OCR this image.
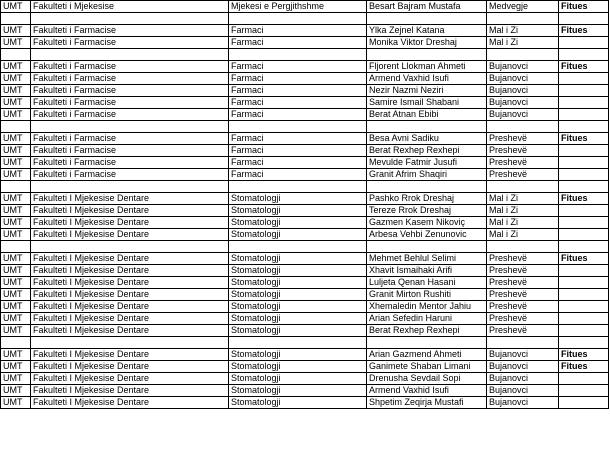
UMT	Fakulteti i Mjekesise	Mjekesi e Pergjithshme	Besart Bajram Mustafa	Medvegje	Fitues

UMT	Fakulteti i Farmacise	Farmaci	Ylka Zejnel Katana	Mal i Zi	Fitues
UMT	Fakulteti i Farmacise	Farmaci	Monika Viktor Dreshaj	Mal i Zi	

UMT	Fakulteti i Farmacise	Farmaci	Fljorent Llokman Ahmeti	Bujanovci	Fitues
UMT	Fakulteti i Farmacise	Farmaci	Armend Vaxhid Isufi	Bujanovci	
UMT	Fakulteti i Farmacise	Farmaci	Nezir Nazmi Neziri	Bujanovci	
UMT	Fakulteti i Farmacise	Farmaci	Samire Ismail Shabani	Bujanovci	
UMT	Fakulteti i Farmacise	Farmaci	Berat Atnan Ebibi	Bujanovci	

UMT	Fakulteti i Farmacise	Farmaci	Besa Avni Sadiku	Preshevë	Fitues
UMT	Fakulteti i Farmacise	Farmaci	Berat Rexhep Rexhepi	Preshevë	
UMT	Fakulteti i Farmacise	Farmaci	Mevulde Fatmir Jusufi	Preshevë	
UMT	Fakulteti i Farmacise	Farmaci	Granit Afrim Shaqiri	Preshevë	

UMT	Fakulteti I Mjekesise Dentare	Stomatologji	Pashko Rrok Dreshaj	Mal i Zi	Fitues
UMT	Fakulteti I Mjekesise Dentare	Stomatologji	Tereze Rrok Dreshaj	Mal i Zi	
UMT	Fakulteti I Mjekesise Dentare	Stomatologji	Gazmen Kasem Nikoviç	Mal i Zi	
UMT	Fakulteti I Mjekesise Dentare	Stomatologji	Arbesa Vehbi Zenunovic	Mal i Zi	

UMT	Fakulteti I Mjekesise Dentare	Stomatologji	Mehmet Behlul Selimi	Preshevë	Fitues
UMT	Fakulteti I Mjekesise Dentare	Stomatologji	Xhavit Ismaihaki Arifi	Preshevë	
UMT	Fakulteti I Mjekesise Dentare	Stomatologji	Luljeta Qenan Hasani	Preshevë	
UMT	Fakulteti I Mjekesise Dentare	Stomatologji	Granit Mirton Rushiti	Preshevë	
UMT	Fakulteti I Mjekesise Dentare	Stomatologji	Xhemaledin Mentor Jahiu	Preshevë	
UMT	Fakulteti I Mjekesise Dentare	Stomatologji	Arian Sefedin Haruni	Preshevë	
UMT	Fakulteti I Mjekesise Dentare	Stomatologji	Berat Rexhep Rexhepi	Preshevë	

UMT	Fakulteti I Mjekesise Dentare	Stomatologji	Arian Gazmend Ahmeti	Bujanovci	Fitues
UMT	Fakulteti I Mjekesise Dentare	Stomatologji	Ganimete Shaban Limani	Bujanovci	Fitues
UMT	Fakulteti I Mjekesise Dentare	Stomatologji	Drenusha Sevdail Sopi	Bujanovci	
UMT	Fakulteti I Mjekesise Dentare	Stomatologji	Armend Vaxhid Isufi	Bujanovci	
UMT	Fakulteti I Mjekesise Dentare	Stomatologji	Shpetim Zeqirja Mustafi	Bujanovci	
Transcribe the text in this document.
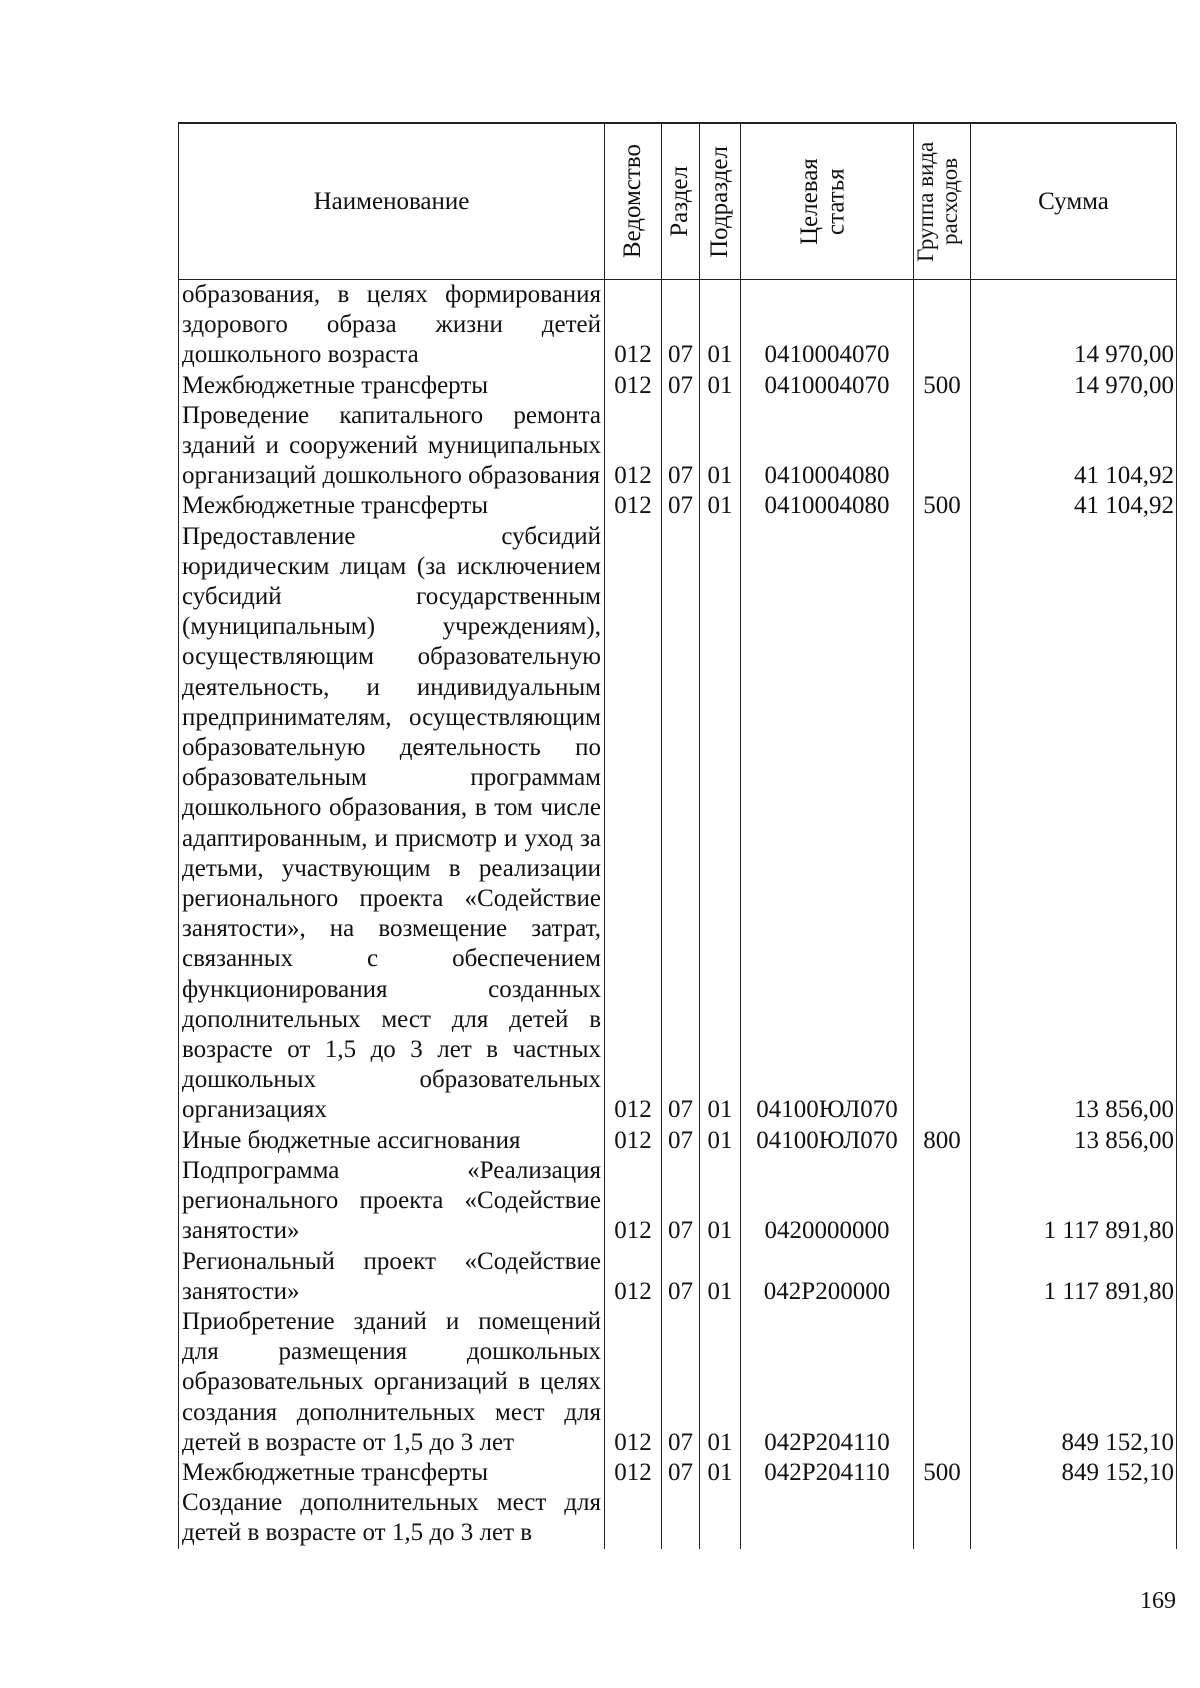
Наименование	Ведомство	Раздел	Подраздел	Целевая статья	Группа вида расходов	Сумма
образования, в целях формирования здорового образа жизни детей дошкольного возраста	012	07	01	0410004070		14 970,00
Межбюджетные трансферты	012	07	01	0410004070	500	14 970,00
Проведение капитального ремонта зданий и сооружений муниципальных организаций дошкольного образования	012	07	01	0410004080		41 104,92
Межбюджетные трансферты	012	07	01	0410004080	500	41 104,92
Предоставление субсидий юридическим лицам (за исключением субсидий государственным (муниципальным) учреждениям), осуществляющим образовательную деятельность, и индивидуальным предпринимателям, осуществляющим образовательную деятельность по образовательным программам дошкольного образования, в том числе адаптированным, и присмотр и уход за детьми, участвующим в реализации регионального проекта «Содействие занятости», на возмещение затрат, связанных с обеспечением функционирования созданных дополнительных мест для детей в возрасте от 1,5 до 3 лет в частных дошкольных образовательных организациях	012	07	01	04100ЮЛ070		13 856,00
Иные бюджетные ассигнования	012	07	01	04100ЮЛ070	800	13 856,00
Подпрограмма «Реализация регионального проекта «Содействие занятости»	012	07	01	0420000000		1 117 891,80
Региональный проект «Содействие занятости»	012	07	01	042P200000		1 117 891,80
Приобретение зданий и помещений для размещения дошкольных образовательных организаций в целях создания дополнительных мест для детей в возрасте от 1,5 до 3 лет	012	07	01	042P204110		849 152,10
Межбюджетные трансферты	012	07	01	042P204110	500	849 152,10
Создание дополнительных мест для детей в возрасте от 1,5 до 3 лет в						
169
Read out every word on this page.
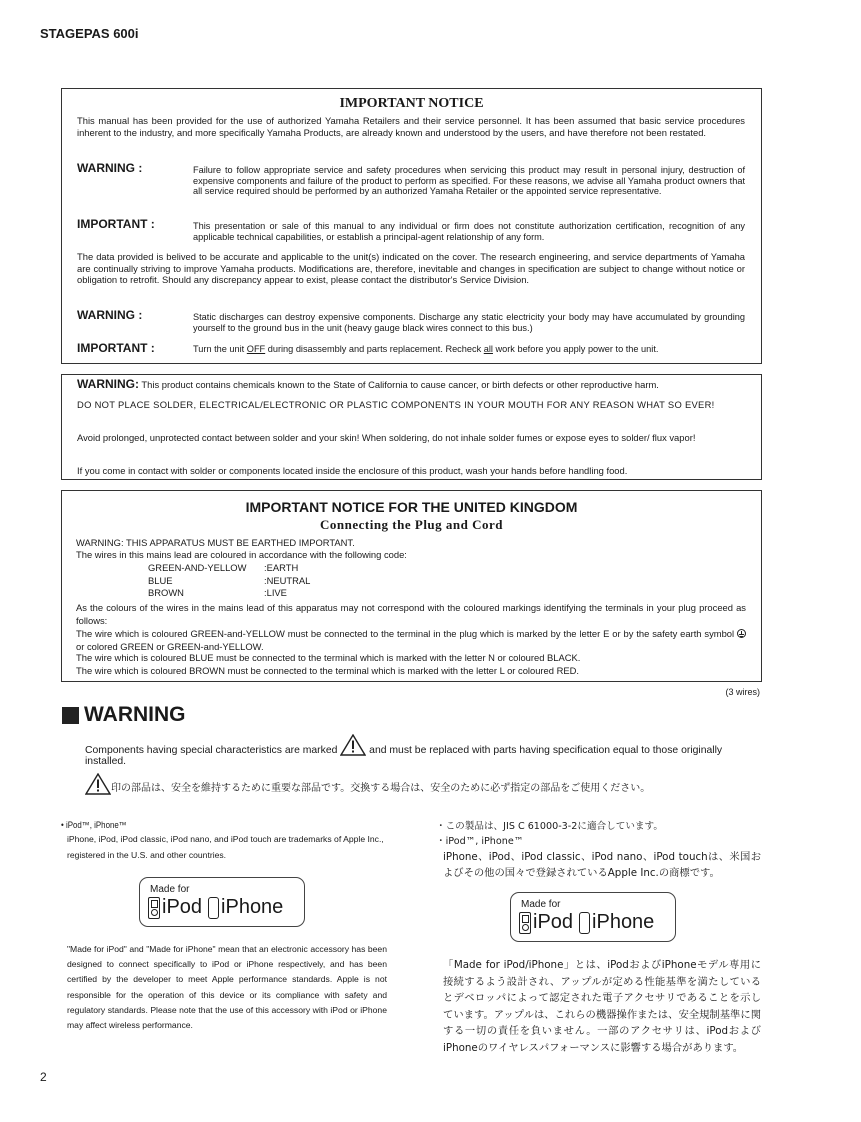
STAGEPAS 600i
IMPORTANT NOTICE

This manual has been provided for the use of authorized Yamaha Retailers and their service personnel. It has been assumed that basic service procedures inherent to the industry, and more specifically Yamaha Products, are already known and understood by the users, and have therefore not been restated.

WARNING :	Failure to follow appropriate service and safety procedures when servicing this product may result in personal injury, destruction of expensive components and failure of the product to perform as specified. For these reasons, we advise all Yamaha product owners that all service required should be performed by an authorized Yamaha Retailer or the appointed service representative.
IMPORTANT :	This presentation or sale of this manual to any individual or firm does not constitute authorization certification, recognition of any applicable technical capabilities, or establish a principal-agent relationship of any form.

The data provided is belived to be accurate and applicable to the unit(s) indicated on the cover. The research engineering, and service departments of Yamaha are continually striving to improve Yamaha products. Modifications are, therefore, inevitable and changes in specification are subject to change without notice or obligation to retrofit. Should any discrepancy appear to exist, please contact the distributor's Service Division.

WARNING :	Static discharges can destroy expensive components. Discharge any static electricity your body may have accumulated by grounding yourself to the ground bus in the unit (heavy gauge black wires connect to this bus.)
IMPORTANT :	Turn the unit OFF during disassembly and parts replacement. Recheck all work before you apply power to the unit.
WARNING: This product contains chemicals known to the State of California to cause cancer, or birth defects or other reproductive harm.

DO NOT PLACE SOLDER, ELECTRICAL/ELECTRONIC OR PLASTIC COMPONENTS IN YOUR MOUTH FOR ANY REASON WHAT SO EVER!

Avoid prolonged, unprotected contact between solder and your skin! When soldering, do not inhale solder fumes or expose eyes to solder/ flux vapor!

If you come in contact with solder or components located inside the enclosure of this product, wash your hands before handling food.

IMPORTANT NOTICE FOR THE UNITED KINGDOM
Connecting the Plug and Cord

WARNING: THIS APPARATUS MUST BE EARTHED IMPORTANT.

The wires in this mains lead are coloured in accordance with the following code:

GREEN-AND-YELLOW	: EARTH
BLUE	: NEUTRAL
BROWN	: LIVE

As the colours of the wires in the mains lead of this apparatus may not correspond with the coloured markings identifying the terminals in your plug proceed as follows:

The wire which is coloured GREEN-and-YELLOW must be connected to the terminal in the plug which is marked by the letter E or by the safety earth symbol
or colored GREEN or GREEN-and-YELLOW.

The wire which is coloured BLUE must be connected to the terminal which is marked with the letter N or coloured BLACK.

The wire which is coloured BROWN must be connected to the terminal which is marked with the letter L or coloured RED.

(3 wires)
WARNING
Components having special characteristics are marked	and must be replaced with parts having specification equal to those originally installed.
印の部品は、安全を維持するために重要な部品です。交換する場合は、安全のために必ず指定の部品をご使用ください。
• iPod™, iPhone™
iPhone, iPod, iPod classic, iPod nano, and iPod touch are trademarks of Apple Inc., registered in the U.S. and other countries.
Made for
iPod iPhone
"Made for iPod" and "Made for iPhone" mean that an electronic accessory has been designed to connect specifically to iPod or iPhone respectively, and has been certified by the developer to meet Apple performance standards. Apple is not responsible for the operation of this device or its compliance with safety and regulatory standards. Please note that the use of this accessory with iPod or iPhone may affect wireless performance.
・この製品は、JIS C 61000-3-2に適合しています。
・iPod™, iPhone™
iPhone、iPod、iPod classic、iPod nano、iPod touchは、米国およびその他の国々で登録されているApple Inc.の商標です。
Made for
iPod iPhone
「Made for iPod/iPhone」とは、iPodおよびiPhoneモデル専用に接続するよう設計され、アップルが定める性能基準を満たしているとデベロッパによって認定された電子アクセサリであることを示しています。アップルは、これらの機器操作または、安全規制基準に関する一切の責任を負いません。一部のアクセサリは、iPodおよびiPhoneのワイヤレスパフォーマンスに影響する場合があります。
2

○ ○ ○ ○ ○

> **INSTRUCTIONS TO FOLLOW**
Determine the number of lines containing "Dreshaj". Write only that number.

> **TASK OUTPUT**
3